== TASK STATEMENT ==
The complete listing should be restated exactly.

== EXERCISE INPUTS ==
★ ★ ★ ★ ★ ★ ★

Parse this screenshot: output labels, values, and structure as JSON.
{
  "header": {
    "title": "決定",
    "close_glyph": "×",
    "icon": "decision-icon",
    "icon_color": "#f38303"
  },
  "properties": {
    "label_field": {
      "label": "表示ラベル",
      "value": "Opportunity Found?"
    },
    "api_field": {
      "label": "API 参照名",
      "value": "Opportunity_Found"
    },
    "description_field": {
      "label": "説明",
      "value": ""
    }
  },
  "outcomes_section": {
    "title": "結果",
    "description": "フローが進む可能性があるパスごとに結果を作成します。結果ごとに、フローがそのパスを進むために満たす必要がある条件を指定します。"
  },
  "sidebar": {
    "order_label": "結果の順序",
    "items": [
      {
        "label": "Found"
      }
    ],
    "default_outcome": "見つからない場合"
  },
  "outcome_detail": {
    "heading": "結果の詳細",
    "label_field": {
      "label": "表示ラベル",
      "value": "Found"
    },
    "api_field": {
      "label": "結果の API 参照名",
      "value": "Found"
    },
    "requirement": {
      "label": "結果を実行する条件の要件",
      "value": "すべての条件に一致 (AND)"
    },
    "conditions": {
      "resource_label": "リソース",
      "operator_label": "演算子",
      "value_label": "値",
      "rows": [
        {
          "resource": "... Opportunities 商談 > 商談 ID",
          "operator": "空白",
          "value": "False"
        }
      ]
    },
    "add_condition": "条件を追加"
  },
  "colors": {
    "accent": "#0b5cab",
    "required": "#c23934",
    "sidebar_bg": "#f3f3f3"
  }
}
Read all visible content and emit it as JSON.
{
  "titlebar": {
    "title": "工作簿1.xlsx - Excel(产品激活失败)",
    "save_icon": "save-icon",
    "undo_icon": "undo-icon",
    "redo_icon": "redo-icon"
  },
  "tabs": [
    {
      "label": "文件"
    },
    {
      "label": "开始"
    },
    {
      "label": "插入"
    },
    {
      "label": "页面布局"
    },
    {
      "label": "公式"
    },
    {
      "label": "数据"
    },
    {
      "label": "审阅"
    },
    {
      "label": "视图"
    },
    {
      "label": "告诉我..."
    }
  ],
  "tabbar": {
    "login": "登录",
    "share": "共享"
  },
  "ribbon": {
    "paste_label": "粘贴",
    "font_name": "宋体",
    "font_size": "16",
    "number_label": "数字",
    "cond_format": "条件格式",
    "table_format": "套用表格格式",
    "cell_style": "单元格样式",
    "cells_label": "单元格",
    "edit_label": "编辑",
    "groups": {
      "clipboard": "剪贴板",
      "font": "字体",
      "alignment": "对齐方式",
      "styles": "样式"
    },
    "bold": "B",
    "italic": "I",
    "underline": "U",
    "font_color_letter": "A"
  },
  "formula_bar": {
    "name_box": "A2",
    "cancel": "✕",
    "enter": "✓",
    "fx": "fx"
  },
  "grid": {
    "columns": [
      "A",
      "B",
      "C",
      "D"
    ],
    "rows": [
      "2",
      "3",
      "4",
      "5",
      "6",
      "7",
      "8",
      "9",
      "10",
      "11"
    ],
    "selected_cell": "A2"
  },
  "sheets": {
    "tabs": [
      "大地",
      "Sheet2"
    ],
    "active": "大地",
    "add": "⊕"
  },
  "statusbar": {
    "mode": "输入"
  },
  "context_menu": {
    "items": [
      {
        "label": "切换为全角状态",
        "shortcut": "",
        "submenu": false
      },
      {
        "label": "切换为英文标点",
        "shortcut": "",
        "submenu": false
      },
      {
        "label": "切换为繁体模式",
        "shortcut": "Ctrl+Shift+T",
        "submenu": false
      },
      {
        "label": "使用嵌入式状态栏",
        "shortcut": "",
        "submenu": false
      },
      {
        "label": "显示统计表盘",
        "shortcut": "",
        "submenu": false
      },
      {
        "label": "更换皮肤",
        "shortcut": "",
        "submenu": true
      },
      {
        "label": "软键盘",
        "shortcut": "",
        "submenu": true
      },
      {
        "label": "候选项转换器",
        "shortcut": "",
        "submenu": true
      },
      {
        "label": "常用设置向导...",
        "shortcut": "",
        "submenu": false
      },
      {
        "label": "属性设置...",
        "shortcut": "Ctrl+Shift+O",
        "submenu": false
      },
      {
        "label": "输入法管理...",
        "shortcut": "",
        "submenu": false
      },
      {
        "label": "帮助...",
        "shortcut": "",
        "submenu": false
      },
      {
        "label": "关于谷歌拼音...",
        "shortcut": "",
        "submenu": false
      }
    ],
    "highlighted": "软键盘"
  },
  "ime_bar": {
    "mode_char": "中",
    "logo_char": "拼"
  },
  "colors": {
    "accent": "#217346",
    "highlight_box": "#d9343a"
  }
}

★ ★ ★ ★ ★ ★ ★

== SOLUTION TO THE PROBLEM ==
Parse this screenshot: output labels, values, and structure as JSON.
{
  "header": {
    "title": "決定",
    "close_glyph": "×",
    "icon": "decision-icon",
    "icon_color": "#f38303"
  },
  "properties": {
    "label_field": {
      "label": "表示ラベル",
      "value": "Opportunity Found?"
    },
    "api_field": {
      "label": "API 参照名",
      "value": "Opportunity_Found"
    },
    "description_field": {
      "label": "説明",
      "value": ""
    }
  },
  "outcomes_section": {
    "title": "結果",
    "description": "フローが進む可能性があるパスごとに結果を作成します。結果ごとに、フローがそのパスを進むために満たす必要がある条件を指定します。"
  },
  "sidebar": {
    "order_label": "結果の順序",
    "items": [
      {
        "label": "Found"
      }
    ],
    "default_outcome": "見つからない場合"
  },
  "outcome_detail": {
    "heading": "結果の詳細",
    "label_field": {
      "label": "表示ラベル",
      "value": "Found"
    },
    "api_field": {
      "label": "結果の API 参照名",
      "value": "Found"
    },
    "requirement": {
      "label": "結果を実行する条件の要件",
      "value": "すべての条件に一致 (AND)"
    },
    "conditions": {
      "resource_label": "リソース",
      "operator_label": "演算子",
      "value_label": "値",
      "rows": [
        {
          "resource": "... Opportunities 商談 > 商談 ID",
          "operator": "空白",
          "value": "False"
        }
      ]
    },
    "add_condition": "条件を追加"
  },
  "colors": {
    "accent": "#0b5cab",
    "required": "#c23934",
    "sidebar_bg": "#f3f3f3"
  }
}
Read all visible content and emit it as JSON.
{
  "titlebar": {
    "title": "工作簿1.xlsx - Excel(产品激活失败)",
    "save_icon": "save-icon",
    "undo_icon": "undo-icon",
    "redo_icon": "redo-icon"
  },
  "tabs": [
    {
      "label": "文件"
    },
    {
      "label": "开始"
    },
    {
      "label": "插入"
    },
    {
      "label": "页面布局"
    },
    {
      "label": "公式"
    },
    {
      "label": "数据"
    },
    {
      "label": "审阅"
    },
    {
      "label": "视图"
    },
    {
      "label": "告诉我..."
    }
  ],
  "tabbar": {
    "login": "登录",
    "share": "共享"
  },
  "ribbon": {
    "paste_label": "粘贴",
    "font_name": "宋体",
    "font_size": "16",
    "number_label": "数字",
    "cond_format": "条件格式",
    "table_format": "套用表格格式",
    "cell_style": "单元格样式",
    "cells_label": "单元格",
    "edit_label": "编辑",
    "groups": {
      "clipboard": "剪贴板",
      "font": "字体",
      "alignment": "对齐方式",
      "styles": "样式"
    },
    "bold": "B",
    "italic": "I",
    "underline": "U",
    "font_color_letter": "A"
  },
  "formula_bar": {
    "name_box": "A2",
    "cancel": "✕",
    "enter": "✓",
    "fx": "fx"
  },
  "grid": {
    "columns": [
      "A",
      "B",
      "C",
      "D"
    ],
    "rows": [
      "2",
      "3",
      "4",
      "5",
      "6",
      "7",
      "8",
      "9",
      "10",
      "11"
    ],
    "selected_cell": "A2"
  },
  "sheets": {
    "tabs": [
      "大地",
      "Sheet2"
    ],
    "active": "大地",
    "add": "⊕"
  },
  "statusbar": {
    "mode": "输入"
  },
  "context_menu": {
    "items": [
      {
        "label": "切换为全角状态",
        "shortcut": "",
        "submenu": false
      },
      {
        "label": "切换为英文标点",
        "shortcut": "",
        "submenu": false
      },
      {
        "label": "切换为繁体模式",
        "shortcut": "Ctrl+Shift+T",
        "submenu": false
      },
      {
        "label": "使用嵌入式状态栏",
        "shortcut": "",
        "submenu": false
      },
      {
        "label": "显示统计表盘",
        "shortcut": "",
        "submenu": false
      },
      {
        "label": "更换皮肤",
        "shortcut": "",
        "submenu": true
      },
      {
        "label": "软键盘",
        "shortcut": "",
        "submenu": true
      },
      {
        "label": "候选项转换器",
        "shortcut": "",
        "submenu": true
      },
      {
        "label": "常用设置向导...",
        "shortcut": "",
        "submenu": false
      },
      {
        "label": "属性设置...",
        "shortcut": "Ctrl+Shift+O",
        "submenu": false
      },
      {
        "label": "输入法管理...",
        "shortcut": "",
        "submenu": false
      },
      {
        "label": "帮助...",
        "shortcut": "",
        "submenu": false
      },
      {
        "label": "关于谷歌拼音...",
        "shortcut": "",
        "submenu": false
      }
    ],
    "highlighted": "软键盘"
  },
  "ime_bar": {
    "mode_char": "中",
    "logo_char": "拼"
  },
  "colors": {
    "accent": "#217346",
    "highlight_box": "#d9343a"
  }
}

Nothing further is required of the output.